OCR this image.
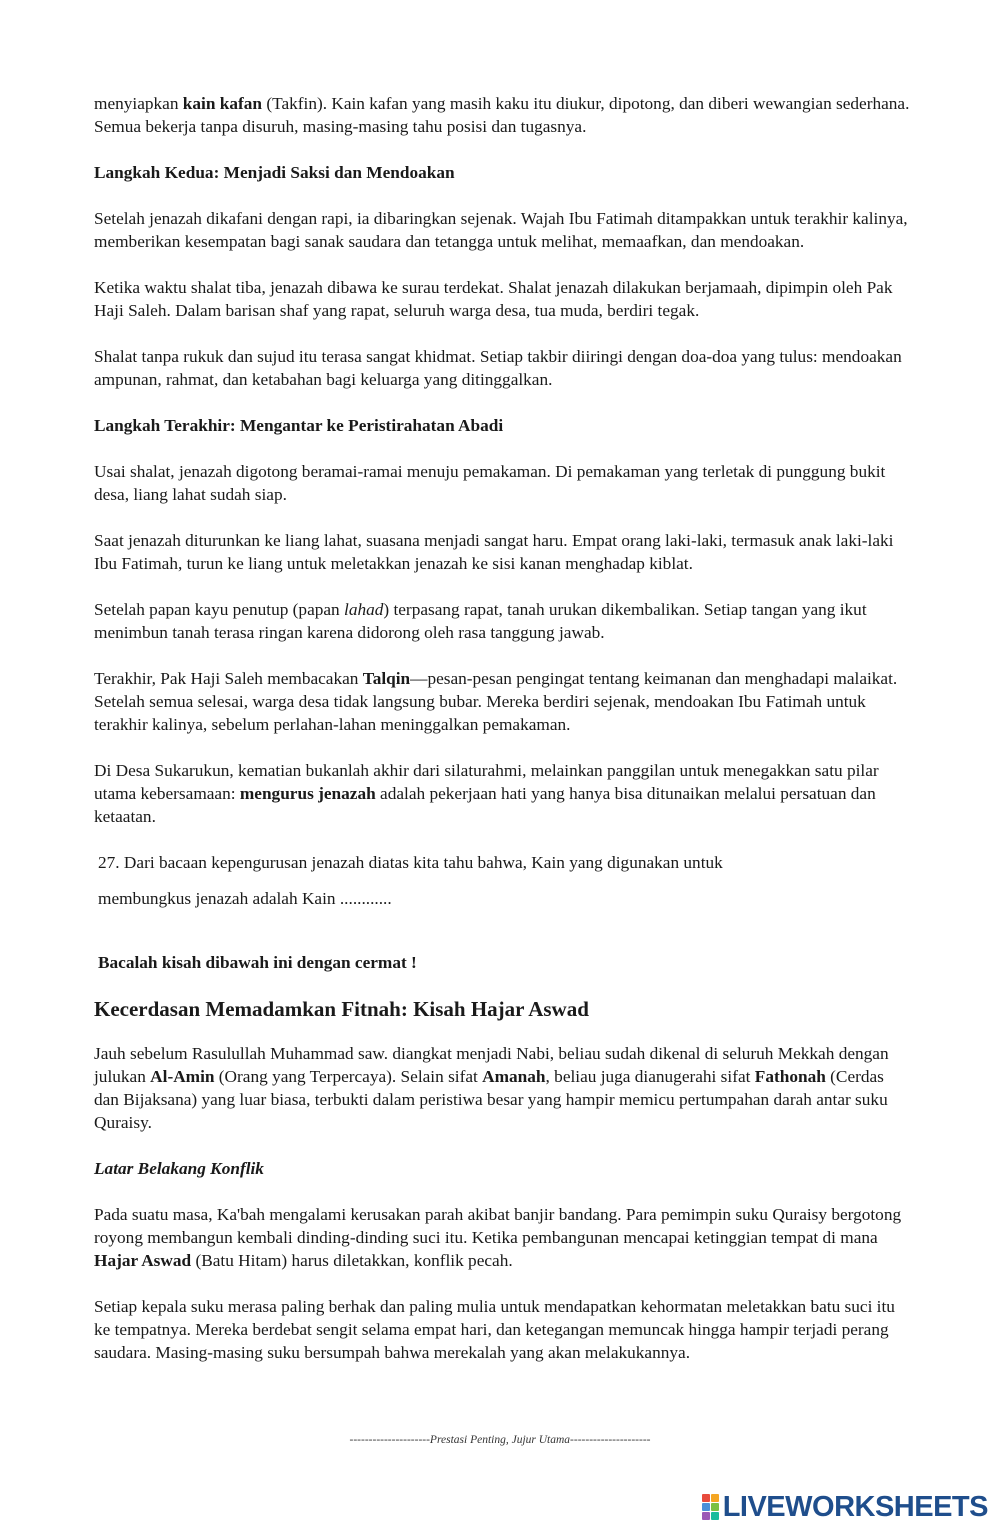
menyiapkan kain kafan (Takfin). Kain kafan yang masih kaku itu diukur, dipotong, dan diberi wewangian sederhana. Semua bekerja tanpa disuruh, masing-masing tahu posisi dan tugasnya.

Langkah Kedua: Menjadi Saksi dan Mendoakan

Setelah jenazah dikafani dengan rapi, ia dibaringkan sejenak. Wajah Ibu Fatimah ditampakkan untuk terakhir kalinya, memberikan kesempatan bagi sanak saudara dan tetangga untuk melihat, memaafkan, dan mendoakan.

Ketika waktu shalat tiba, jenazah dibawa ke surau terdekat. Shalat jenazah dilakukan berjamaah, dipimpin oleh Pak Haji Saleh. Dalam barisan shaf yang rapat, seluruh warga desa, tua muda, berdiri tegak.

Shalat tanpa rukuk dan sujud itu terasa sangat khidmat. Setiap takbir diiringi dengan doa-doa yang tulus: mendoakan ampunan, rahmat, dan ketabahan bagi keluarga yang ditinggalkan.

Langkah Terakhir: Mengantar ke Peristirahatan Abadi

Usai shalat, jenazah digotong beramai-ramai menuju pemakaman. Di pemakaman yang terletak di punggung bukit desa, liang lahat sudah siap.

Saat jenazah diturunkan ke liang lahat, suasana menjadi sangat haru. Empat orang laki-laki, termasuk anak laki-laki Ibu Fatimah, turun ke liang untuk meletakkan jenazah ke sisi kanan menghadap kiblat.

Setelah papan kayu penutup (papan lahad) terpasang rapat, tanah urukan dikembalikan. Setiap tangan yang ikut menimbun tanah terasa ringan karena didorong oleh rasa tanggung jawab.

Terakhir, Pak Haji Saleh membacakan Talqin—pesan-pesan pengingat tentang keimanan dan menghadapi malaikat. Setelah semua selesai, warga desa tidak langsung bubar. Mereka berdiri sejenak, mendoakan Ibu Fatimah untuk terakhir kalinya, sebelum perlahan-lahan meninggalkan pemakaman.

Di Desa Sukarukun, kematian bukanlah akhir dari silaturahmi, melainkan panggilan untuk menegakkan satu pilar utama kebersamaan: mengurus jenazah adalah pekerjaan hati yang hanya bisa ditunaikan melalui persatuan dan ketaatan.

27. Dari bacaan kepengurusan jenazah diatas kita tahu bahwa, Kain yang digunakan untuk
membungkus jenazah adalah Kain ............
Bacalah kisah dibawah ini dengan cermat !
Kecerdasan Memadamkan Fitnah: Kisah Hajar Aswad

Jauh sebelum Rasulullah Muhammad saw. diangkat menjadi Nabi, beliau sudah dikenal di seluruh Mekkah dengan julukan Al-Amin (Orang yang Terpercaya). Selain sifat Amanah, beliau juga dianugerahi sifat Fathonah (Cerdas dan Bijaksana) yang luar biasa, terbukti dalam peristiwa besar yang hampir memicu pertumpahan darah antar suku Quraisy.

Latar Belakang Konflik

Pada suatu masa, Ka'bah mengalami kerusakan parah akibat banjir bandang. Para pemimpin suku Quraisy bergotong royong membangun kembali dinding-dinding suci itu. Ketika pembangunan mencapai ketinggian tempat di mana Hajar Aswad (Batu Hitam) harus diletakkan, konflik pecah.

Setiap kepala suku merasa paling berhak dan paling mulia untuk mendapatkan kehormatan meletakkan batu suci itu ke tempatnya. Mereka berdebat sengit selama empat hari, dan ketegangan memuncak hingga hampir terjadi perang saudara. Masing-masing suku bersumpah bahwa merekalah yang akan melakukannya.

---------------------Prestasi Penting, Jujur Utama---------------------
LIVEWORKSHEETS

* * *

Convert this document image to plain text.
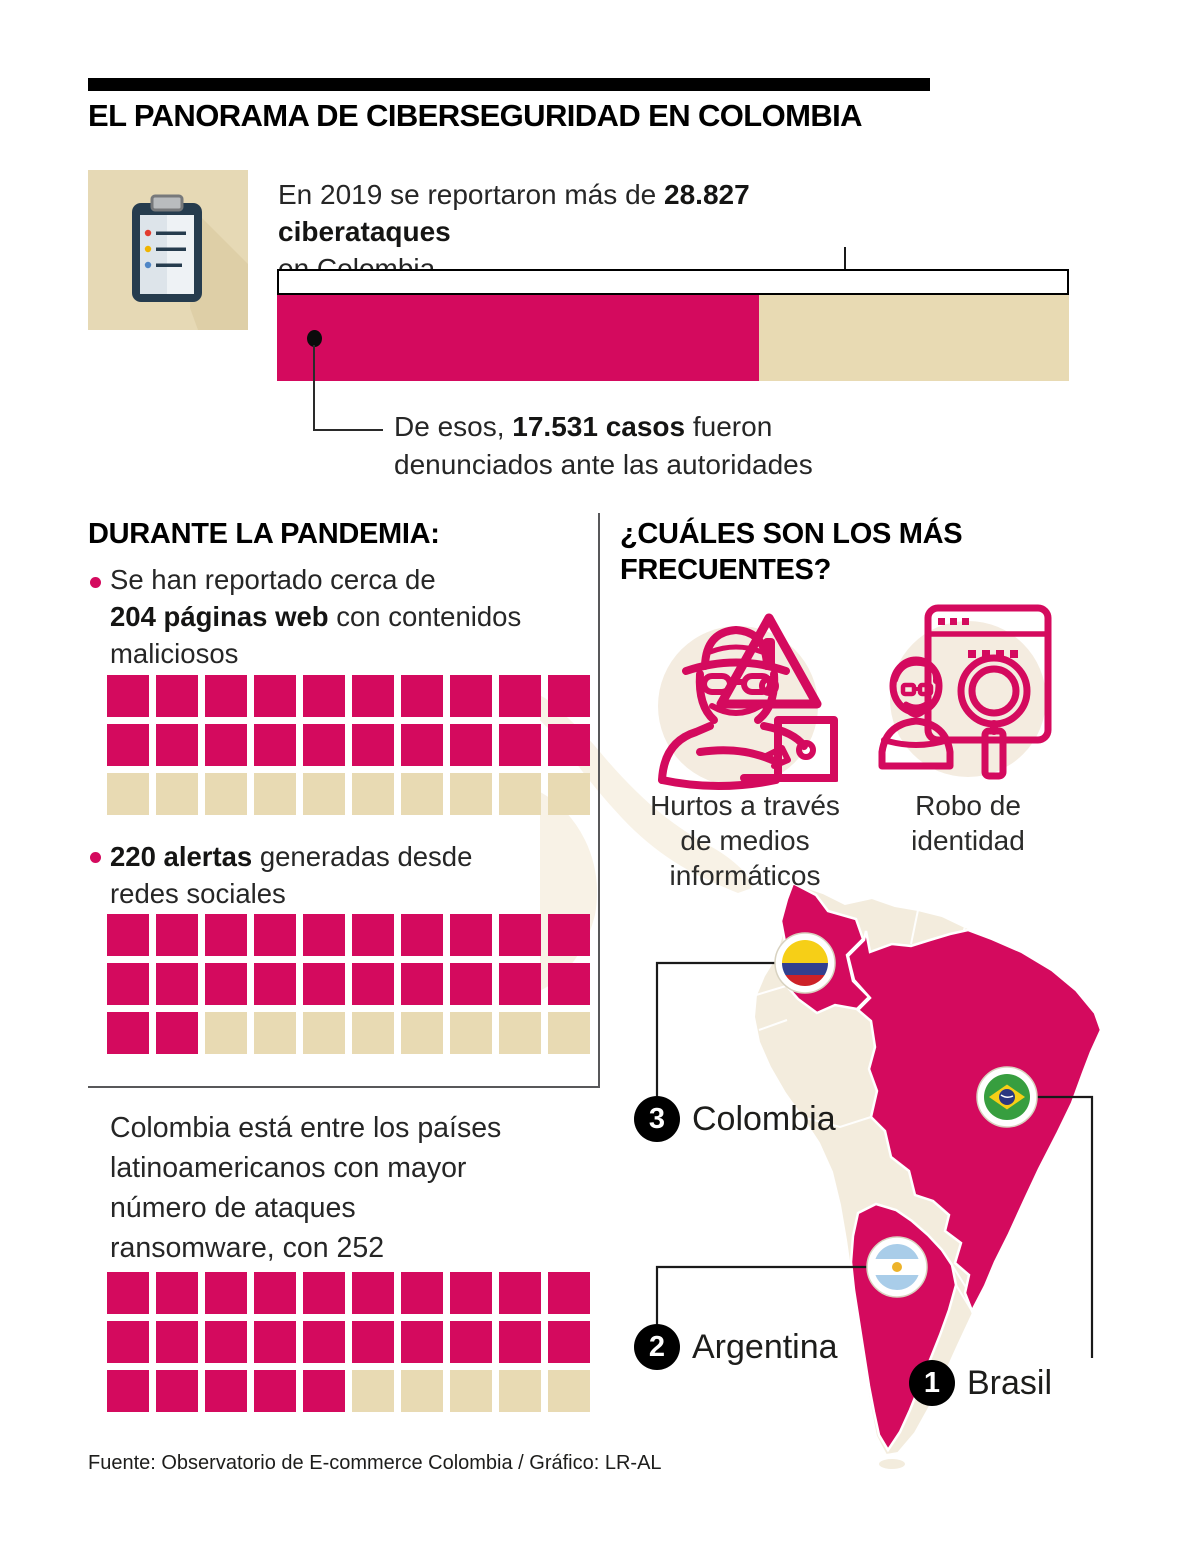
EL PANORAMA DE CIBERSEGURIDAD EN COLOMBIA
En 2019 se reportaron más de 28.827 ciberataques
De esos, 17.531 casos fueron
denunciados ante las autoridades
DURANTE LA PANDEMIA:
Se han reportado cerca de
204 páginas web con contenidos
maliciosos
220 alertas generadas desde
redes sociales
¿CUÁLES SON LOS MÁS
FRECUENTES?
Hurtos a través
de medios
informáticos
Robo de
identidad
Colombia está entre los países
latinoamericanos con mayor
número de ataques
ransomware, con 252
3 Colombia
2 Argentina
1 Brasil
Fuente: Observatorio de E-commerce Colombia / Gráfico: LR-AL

**WHAT IS NEEDED**
What is the number of lines that hold the string "Aswad"? Give it alone.

**CORRECT ANSWER**
2